* _Exercise input_
# # # # #

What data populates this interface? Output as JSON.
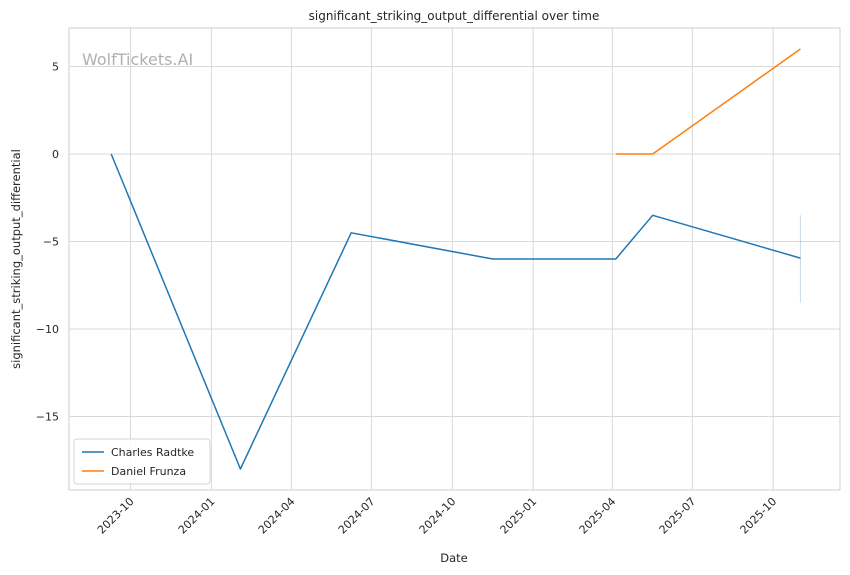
{
  "chart_data": {
    "type": "line",
    "title": "significant_striking_output_differential over time",
    "xlabel": "Date",
    "ylabel": "significant_striking_output_differential",
    "watermark": "WolfTickets.AI",
    "x_axis_type": "date",
    "xlim": [
      "2023-07-23",
      "2025-12-16"
    ],
    "ylim": [
      -19.2,
      7.2
    ],
    "x_ticks": [
      "2023-10-01",
      "2024-01-01",
      "2024-04-01",
      "2024-07-01",
      "2024-10-01",
      "2025-01-01",
      "2025-04-01",
      "2025-07-01",
      "2025-10-01"
    ],
    "x_tick_labels": [
      "2023-10",
      "2024-01",
      "2024-04",
      "2024-07",
      "2024-10",
      "2025-01",
      "2025-04",
      "2025-07",
      "2025-10"
    ],
    "y_ticks": [
      5,
      0,
      -5,
      -10,
      -15
    ],
    "y_tick_labels": [
      "5",
      "0",
      "−5",
      "−10",
      "−15"
    ],
    "grid": true,
    "legend_position": "lower-left",
    "series": [
      {
        "name": "Charles Radtke",
        "color": "#1f77b4",
        "points": [
          {
            "x": "2023-09-09",
            "y": 0
          },
          {
            "x": "2024-02-03",
            "y": -18
          },
          {
            "x": "2024-06-08",
            "y": -4.5
          },
          {
            "x": "2024-11-16",
            "y": -6
          },
          {
            "x": "2025-04-05",
            "y": -6
          },
          {
            "x": "2025-05-17",
            "y": -3.5
          },
          {
            "x": "2025-11-01",
            "y": -5.95
          }
        ]
      },
      {
        "name": "Daniel Frunza",
        "color": "#ff7f0e",
        "points": [
          {
            "x": "2025-04-05",
            "y": 0
          },
          {
            "x": "2025-05-17",
            "y": 0
          },
          {
            "x": "2025-11-01",
            "y": 6
          }
        ]
      }
    ],
    "band": {
      "x": "2025-11-01",
      "y_low": -8.5,
      "y_high": -3.5,
      "color": "#1f77b4"
    }
  }
}
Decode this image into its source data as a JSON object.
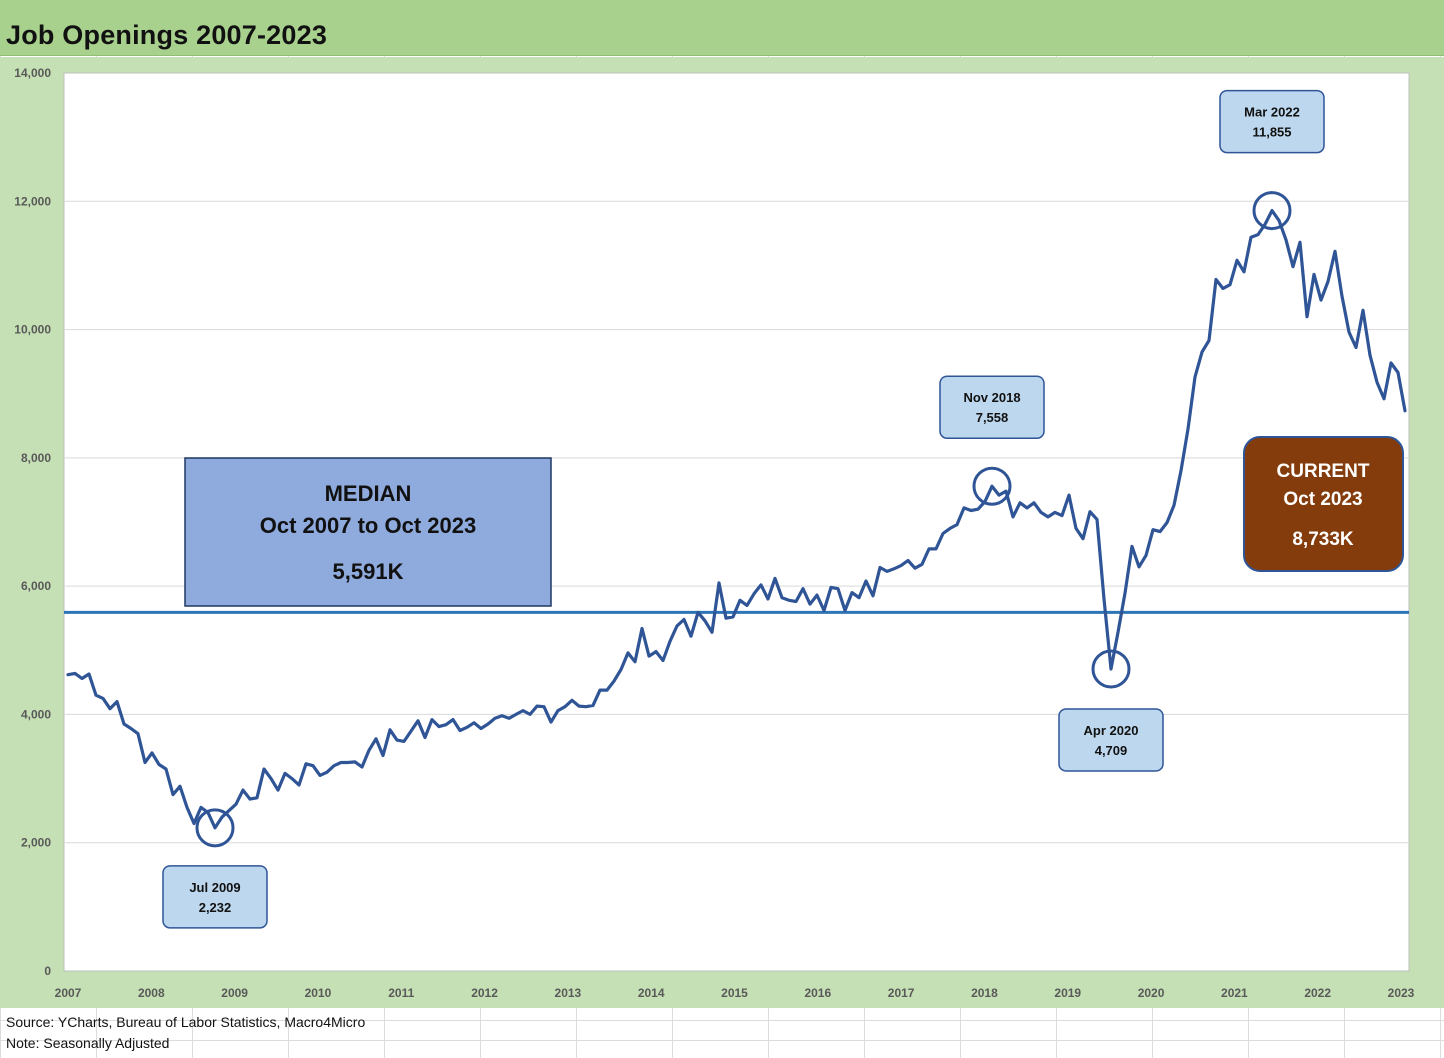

# # # # #

Give an exact copy of the material, leaving out every picture.

What data populates this interface? Output as JSON.
{
  "chart_data": {
    "type": "line",
    "title": "significant_striking_output_differential over time",
    "xlabel": "Date",
    "ylabel": "significant_striking_output_differential",
    "watermark": "WolfTickets.AI",
    "x_axis_type": "date",
    "xlim": [
      "2023-07-23",
      "2025-12-16"
    ],
    "ylim": [
      -19.2,
      7.2
    ],
    "x_ticks": [
      "2023-10-01",
      "2024-01-01",
      "2024-04-01",
      "2024-07-01",
      "2024-10-01",
      "2025-01-01",
      "2025-04-01",
      "2025-07-01",
      "2025-10-01"
    ],
    "x_tick_labels": [
      "2023-10",
      "2024-01",
      "2024-04",
      "2024-07",
      "2024-10",
      "2025-01",
      "2025-04",
      "2025-07",
      "2025-10"
    ],
    "y_ticks": [
      5,
      0,
      -5,
      -10,
      -15
    ],
    "y_tick_labels": [
      "5",
      "0",
      "−5",
      "−10",
      "−15"
    ],
    "grid": true,
    "legend_position": "lower-left",
    "series": [
      {
        "name": "Charles Radtke",
        "color": "#1f77b4",
        "points": [
          {
            "x": "2023-09-09",
            "y": 0
          },
          {
            "x": "2024-02-03",
            "y": -18
          },
          {
            "x": "2024-06-08",
            "y": -4.5
          },
          {
            "x": "2024-11-16",
            "y": -6
          },
          {
            "x": "2025-04-05",
            "y": -6
          },
          {
            "x": "2025-05-17",
            "y": -3.5
          },
          {
            "x": "2025-11-01",
            "y": -5.95
          }
        ]
      },
      {
        "name": "Daniel Frunza",
        "color": "#ff7f0e",
        "points": [
          {
            "x": "2025-04-05",
            "y": 0
          },
          {
            "x": "2025-05-17",
            "y": 0
          },
          {
            "x": "2025-11-01",
            "y": 6
          }
        ]
      }
    ],
    "band": {
      "x": "2025-11-01",
      "y_low": -8.5,
      "y_high": -3.5,
      "color": "#1f77b4"
    }
  }
}
Decode this image into its source data as a JSON object.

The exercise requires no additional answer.